Extracted records:
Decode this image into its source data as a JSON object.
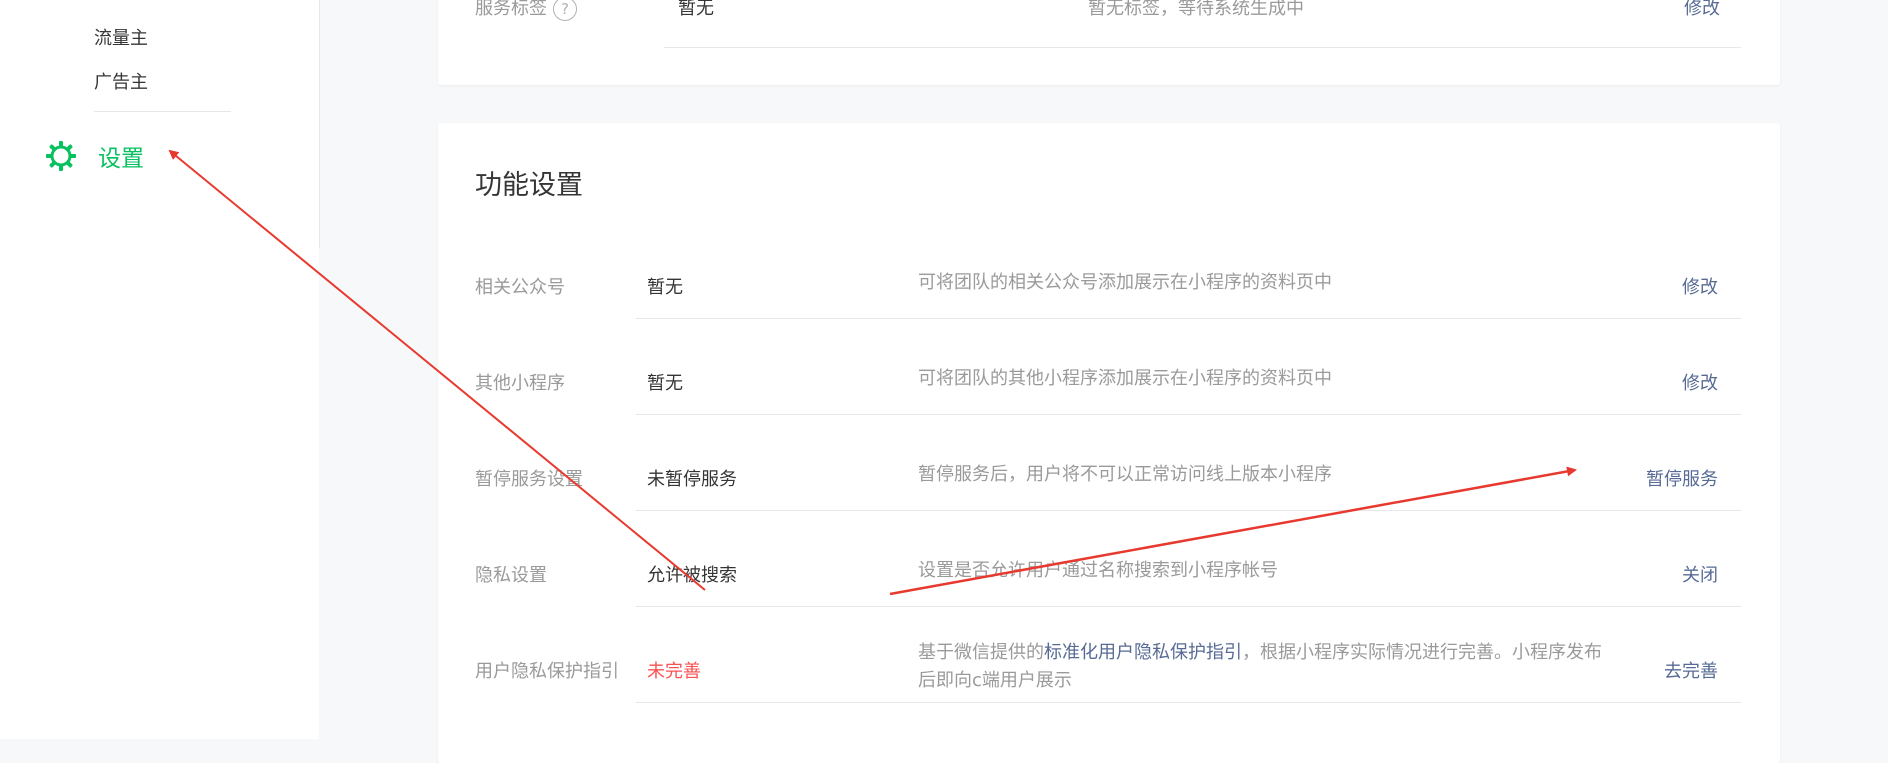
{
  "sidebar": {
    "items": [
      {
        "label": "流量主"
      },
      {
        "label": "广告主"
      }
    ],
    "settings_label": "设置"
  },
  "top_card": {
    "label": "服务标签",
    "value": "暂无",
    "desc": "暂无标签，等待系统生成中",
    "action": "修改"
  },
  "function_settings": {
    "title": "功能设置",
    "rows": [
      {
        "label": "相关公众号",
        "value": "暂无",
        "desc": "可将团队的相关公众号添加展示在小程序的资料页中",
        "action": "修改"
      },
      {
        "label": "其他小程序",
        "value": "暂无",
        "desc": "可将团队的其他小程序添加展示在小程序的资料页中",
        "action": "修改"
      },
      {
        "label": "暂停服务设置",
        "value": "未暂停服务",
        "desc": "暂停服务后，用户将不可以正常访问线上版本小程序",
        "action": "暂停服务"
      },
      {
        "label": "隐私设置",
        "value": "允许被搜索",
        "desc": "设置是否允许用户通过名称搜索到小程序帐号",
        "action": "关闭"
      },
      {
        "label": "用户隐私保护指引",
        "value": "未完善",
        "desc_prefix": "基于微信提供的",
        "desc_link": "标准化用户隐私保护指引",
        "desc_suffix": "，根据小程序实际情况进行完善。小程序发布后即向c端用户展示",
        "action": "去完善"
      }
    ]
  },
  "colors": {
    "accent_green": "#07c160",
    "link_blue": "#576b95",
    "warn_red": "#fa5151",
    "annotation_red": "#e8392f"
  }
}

Set task: Set the data above down again exactly as given, with no pictures.

Reply:
Decode this image into its source data as a JSON object.
{
  "sidebar": {
    "items": [
      {
        "label": "流量主"
      },
      {
        "label": "广告主"
      }
    ],
    "settings_label": "设置"
  },
  "top_card": {
    "label": "服务标签",
    "value": "暂无",
    "desc": "暂无标签，等待系统生成中",
    "action": "修改"
  },
  "function_settings": {
    "title": "功能设置",
    "rows": [
      {
        "label": "相关公众号",
        "value": "暂无",
        "desc": "可将团队的相关公众号添加展示在小程序的资料页中",
        "action": "修改"
      },
      {
        "label": "其他小程序",
        "value": "暂无",
        "desc": "可将团队的其他小程序添加展示在小程序的资料页中",
        "action": "修改"
      },
      {
        "label": "暂停服务设置",
        "value": "未暂停服务",
        "desc": "暂停服务后，用户将不可以正常访问线上版本小程序",
        "action": "暂停服务"
      },
      {
        "label": "隐私设置",
        "value": "允许被搜索",
        "desc": "设置是否允许用户通过名称搜索到小程序帐号",
        "action": "关闭"
      },
      {
        "label": "用户隐私保护指引",
        "value": "未完善",
        "desc_prefix": "基于微信提供的",
        "desc_link": "标准化用户隐私保护指引",
        "desc_suffix": "，根据小程序实际情况进行完善。小程序发布后即向c端用户展示",
        "action": "去完善"
      }
    ]
  },
  "colors": {
    "accent_green": "#07c160",
    "link_blue": "#576b95",
    "warn_red": "#fa5151",
    "annotation_red": "#e8392f"
  }
}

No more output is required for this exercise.